Records that describe figures:
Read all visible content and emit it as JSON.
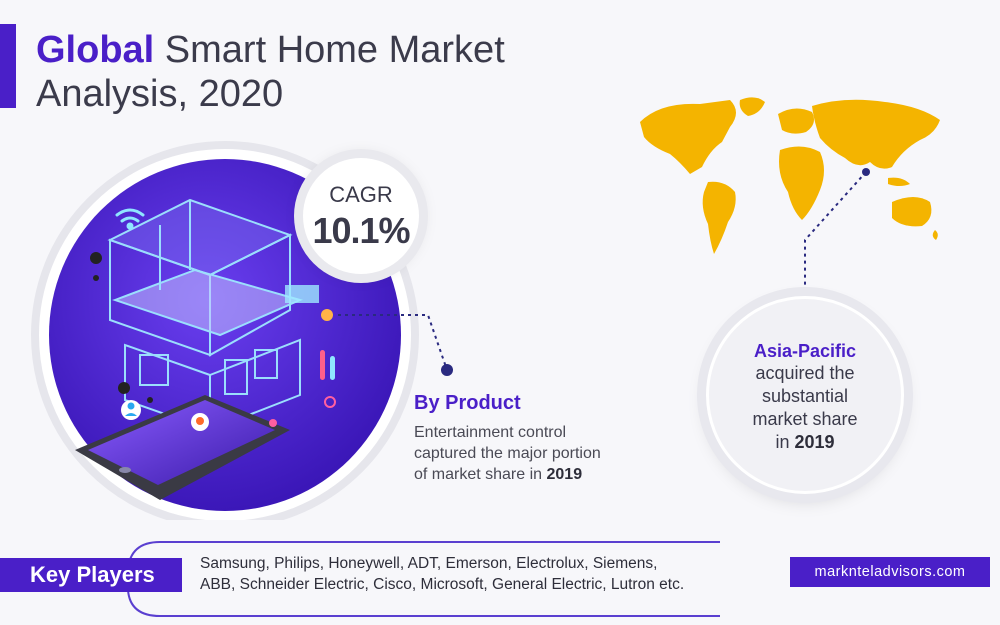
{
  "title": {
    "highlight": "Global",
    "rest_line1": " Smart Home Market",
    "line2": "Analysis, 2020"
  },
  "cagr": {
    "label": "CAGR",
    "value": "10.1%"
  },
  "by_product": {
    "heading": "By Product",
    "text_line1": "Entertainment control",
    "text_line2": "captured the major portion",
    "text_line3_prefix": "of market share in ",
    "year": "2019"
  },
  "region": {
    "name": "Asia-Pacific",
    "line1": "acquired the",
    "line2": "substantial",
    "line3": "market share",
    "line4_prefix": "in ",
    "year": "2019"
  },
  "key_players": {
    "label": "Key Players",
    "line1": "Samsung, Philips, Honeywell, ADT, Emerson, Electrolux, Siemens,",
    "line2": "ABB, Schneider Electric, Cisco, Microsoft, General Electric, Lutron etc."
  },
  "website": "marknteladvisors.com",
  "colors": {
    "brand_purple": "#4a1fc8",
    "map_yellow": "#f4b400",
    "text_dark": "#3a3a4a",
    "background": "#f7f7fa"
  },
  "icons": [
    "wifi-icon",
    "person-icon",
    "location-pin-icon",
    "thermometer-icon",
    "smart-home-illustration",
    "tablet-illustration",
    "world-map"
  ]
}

To be done: Copy out every line from the records that has the word "illustration".

Output for this exercise:
    "smart-home-illustration",
    "tablet-illustration",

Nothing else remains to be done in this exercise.